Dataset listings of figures
--

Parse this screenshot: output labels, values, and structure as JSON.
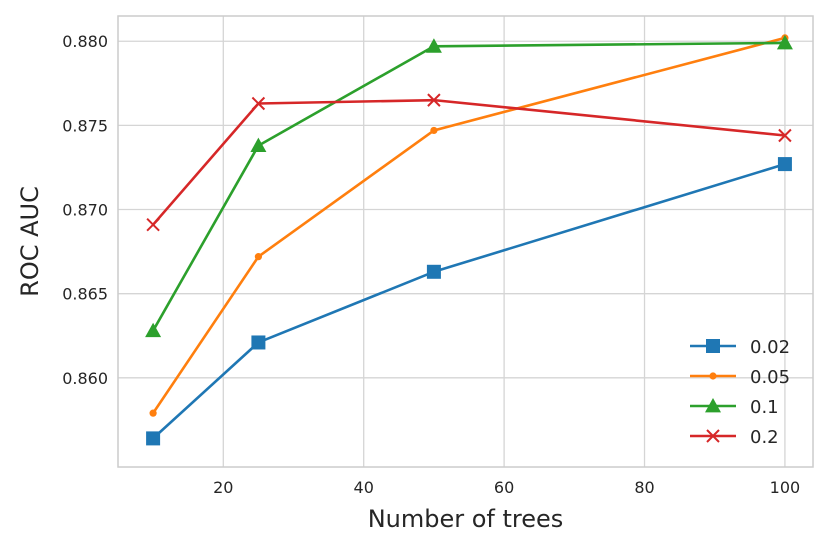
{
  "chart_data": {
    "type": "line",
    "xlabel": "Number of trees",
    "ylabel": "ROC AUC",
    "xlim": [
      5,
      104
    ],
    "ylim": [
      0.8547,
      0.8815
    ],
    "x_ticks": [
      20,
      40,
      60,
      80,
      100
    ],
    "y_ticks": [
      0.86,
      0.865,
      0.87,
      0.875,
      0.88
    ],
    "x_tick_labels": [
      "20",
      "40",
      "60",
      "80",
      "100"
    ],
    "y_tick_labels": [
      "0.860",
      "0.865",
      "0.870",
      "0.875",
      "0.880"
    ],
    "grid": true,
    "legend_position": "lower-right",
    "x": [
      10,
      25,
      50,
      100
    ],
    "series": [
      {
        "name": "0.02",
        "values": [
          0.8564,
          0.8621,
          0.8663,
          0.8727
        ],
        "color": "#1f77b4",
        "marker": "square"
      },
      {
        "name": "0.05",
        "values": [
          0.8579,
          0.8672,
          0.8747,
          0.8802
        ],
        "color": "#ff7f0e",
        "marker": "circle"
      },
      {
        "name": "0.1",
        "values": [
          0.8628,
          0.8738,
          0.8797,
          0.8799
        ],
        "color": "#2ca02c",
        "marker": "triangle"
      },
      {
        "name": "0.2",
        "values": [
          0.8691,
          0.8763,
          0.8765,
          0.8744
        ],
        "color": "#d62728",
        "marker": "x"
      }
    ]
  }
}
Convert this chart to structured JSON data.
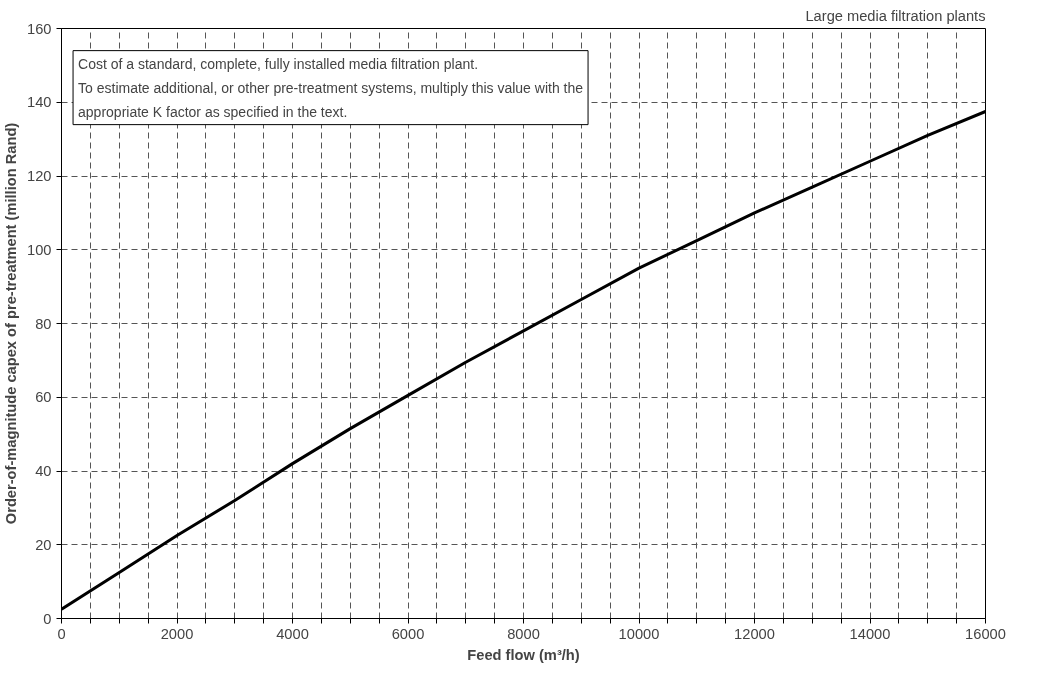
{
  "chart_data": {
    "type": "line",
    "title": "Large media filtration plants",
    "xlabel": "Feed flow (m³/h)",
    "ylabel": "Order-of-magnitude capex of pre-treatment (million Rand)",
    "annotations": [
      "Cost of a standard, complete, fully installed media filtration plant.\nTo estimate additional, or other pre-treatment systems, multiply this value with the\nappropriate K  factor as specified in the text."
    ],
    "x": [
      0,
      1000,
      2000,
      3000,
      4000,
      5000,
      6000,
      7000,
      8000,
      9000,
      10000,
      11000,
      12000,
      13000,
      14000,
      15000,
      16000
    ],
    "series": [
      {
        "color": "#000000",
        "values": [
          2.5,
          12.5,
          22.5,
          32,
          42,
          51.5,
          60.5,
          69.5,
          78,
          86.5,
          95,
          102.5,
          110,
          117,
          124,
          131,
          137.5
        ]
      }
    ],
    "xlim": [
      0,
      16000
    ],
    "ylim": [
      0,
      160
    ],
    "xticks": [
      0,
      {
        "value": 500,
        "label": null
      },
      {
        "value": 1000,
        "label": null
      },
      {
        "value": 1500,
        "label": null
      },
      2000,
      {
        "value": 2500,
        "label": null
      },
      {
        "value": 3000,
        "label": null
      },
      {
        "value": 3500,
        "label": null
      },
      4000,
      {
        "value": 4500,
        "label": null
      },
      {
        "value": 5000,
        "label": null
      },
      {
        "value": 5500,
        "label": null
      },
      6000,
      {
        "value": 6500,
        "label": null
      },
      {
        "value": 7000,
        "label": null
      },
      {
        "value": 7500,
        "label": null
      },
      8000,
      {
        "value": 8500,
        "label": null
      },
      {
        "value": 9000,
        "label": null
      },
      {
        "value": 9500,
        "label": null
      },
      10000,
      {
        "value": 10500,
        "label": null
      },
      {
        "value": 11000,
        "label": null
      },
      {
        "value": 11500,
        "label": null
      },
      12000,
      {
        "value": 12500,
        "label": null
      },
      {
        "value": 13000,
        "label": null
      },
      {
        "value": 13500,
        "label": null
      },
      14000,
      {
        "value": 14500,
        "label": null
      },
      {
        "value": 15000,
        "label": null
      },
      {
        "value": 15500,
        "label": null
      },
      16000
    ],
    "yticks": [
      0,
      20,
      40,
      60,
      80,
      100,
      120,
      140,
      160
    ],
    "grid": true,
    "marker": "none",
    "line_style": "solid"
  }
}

--

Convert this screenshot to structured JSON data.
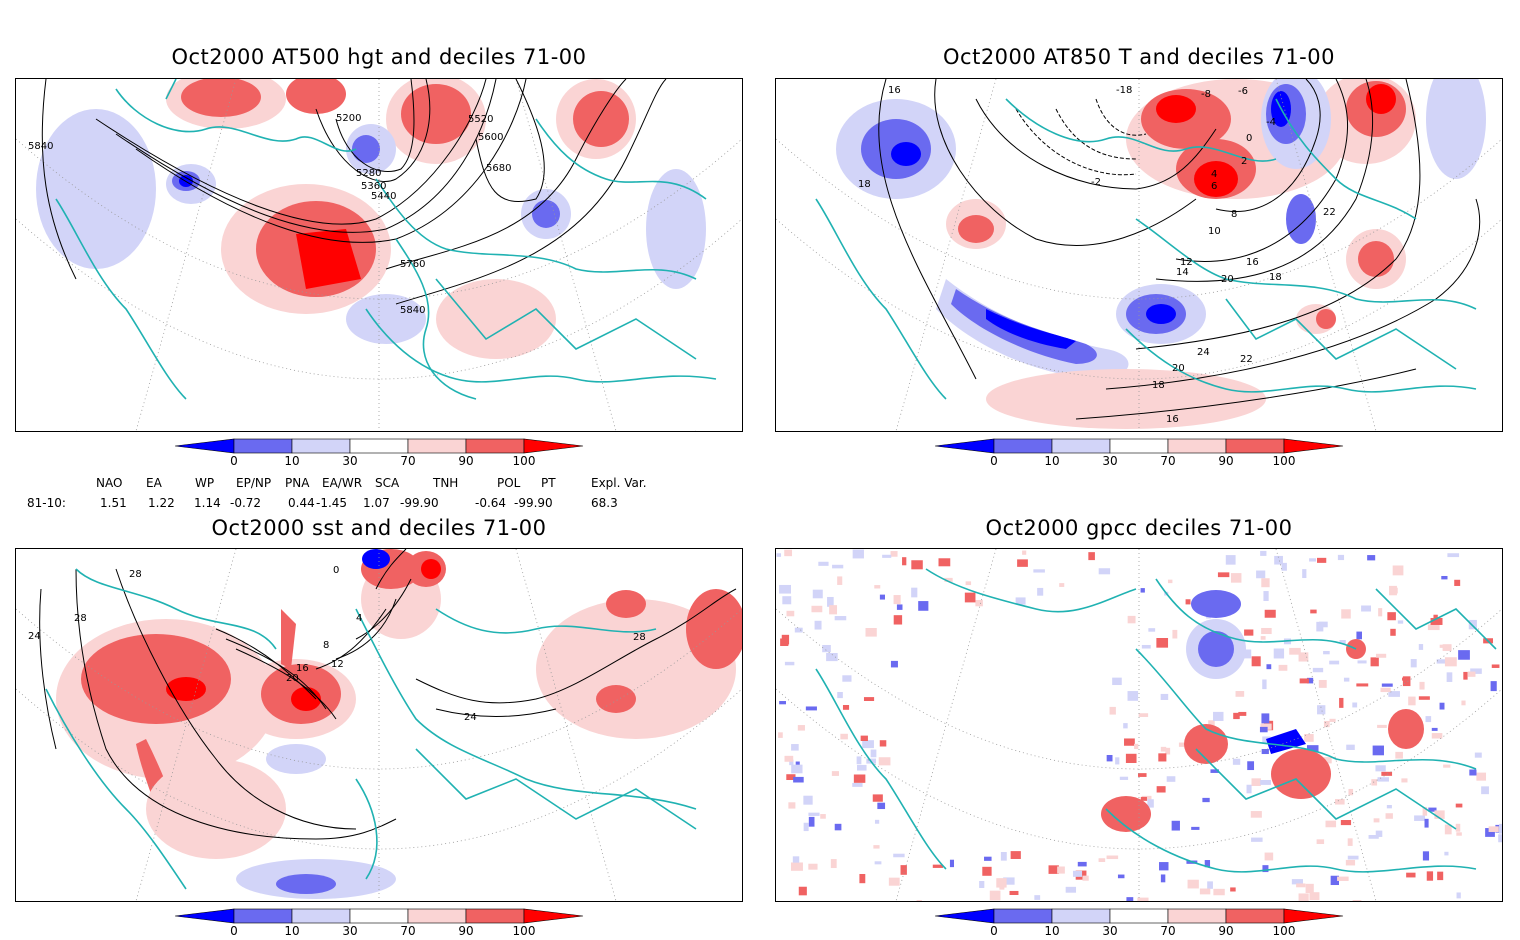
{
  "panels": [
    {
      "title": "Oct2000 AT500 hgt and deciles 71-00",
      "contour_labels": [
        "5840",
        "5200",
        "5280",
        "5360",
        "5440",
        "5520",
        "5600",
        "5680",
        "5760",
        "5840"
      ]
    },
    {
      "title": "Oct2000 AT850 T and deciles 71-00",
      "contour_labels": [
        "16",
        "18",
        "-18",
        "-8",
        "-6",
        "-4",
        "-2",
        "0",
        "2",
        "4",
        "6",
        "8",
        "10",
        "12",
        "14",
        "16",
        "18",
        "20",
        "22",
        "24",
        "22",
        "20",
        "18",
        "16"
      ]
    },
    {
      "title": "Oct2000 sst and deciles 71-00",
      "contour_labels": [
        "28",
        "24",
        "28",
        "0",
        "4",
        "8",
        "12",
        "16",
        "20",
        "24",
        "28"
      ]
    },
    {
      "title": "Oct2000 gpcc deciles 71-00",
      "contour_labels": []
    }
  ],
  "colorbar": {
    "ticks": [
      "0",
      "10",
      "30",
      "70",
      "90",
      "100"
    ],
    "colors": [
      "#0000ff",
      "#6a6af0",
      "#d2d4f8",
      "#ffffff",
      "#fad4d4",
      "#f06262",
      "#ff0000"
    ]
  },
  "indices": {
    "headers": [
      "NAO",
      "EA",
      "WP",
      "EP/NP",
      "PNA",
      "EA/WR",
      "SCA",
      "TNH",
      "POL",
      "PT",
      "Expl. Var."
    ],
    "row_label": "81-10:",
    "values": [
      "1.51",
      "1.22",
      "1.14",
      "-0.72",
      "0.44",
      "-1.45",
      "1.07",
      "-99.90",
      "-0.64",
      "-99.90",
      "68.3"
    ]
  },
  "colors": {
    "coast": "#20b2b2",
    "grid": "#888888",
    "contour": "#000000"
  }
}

--

Track down every line holding the string "Convert" and copy it.

Convert this chart to structured JSON data.
Convert this screenshot to structured JSON data.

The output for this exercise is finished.